■ **Extract to read**:
Cash-Out Refinance Estimate
Estimate how home value, payoff balance, requested cash, costs, APR, and term affect payment, LTV, and remaining equity.
Cash-Out Refinance Inputs
Results
What This Calculator Does
Cash out refinance calculator estimates how a replacement mortgage changes payment, loan size, loan-to-value ratio, available equity cash, and remaining ownership equity. The calculation starts with home value, existing mortgage payoff balance, requested cash, financed closing costs, new annual percentage rate, repayment term, and a selected LTV limit. It is designed for households comparing a cash-out refinance scenario before reviewing formal lender disclosures.
A cash-out refinance differs from a simple rate refinance because the new loan is larger than the old payoff balance. The extra principal may fund repairs, debt consolidation, education expenses, reserves, or other household priorities. The larger balance can also raise the monthly payment or total interest, especially when the term restarts at 20, 25, or 30 years.

■ **Annotated listings of regions**:

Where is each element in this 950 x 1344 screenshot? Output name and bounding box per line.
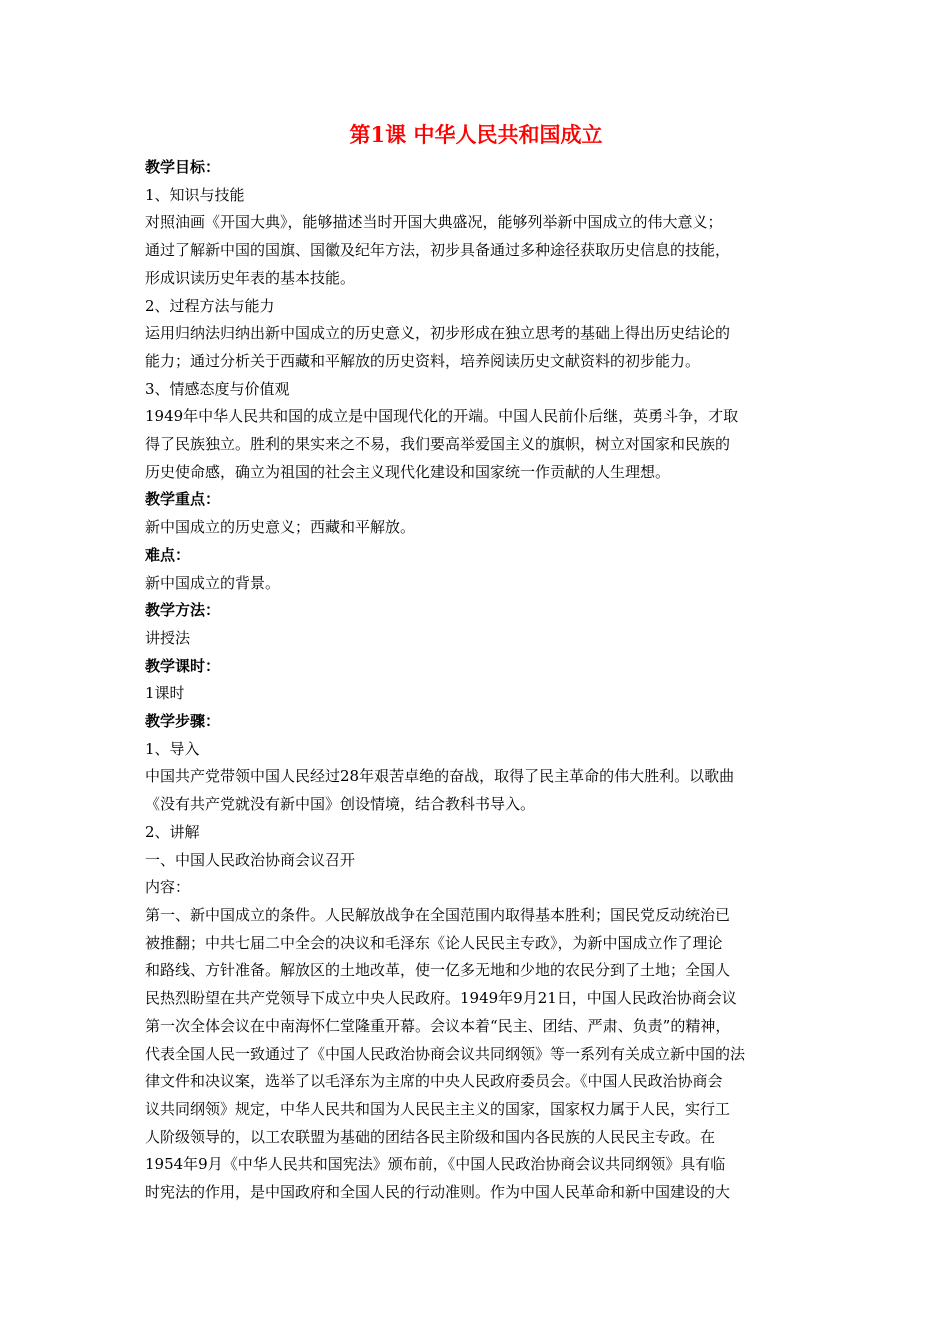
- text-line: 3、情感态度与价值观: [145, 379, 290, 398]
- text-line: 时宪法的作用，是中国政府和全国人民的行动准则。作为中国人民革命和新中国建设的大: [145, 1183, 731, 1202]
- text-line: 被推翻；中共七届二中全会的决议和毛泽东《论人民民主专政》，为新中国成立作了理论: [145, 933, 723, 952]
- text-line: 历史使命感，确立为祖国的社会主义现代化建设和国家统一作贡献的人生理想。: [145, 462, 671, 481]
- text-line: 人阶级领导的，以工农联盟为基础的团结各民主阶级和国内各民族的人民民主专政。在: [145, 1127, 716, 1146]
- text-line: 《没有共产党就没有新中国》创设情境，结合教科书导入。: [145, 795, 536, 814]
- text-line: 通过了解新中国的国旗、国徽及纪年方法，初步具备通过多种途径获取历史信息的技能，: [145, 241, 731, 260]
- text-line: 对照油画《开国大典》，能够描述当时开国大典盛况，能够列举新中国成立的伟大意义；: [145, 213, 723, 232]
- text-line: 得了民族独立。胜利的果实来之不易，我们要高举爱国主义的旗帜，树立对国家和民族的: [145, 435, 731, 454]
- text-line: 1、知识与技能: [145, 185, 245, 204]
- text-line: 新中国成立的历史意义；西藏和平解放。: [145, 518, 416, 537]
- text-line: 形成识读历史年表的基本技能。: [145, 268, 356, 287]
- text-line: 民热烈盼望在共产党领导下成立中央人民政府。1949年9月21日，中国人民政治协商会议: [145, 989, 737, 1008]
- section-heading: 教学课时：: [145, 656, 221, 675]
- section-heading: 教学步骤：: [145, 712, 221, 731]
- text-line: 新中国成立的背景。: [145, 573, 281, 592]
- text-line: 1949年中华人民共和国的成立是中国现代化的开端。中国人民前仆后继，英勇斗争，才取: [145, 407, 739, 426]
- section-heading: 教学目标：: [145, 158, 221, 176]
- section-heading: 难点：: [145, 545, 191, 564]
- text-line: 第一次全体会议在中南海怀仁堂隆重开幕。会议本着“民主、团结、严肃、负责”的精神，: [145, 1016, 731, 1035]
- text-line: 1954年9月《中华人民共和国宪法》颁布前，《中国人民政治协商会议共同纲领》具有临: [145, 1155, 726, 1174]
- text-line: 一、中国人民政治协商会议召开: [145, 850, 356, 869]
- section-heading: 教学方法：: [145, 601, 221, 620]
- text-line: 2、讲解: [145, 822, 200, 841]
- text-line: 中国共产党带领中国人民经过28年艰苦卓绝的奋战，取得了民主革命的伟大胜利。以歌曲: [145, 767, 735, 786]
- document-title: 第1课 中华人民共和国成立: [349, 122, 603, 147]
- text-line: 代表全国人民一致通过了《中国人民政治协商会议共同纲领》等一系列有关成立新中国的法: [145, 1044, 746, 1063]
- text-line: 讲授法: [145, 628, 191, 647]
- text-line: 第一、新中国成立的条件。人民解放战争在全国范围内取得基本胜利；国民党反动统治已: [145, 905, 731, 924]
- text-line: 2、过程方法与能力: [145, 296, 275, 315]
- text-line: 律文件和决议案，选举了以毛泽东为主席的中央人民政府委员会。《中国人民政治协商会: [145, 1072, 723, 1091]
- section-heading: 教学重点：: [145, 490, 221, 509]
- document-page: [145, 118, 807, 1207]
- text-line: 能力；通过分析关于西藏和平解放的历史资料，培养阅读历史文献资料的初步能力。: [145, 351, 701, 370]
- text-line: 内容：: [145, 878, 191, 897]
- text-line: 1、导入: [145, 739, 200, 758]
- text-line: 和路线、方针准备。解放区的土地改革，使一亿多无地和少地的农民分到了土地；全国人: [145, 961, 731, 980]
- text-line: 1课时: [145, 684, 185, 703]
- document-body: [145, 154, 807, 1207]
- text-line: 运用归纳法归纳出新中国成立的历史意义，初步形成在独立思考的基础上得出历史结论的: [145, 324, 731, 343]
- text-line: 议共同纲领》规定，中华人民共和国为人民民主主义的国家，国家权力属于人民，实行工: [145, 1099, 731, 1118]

■ **What to do**: Write the next part of the cash-out refinance calculator page, starting after its final sentence. None of the lines are required for this work.

■ **Result of this task**:
The main result is the estimated new principal-and-interest payment. Secondary results show the new loan amount, LTV, equity left in the property, estimated maximum cash available under the selected LTV limit, total interest over the new term, and payment change compared with the optional current payment. Those outputs separate cash-flow effects from equity effects.
The calculator is especially useful when a household has several competing uses for equity. A renovation budget, high-interest debt payoff, emergency reserve, or investment contribution can look attractive in isolation. Once the new mortgage balance and interest timeline are visible, the tradeoff becomes clearer. The result shows whether the household is borrowing a modest amount against a strong equity position or moving close to an LTV limit where future flexibility may be reduced.
A borrower reviewing a standard refinance with no equity withdrawal may compare this result with the Refinance Calculator, which focuses on payment savings and breakeven timing rather than cash proceeds.
According to the Federal Reserve refinance guide, cash-out refinancing increases the mortgage balance when a homeowner borrows more than the amount needed to repay the existing loan.
How the Calculator Works
The calculator first builds the proposed mortgage balance. It adds the existing payoff balance, requested cash proceeds, and financed closing costs. It then divides that proposed balance by the entered home value to calculate the loan-to-value ratio. The same proposed balance is used in the fixed-rate mortgage payment formula.
- P is the proposed new mortgage principal.
- r is the monthly interest rate, calculated as APR divided by 12.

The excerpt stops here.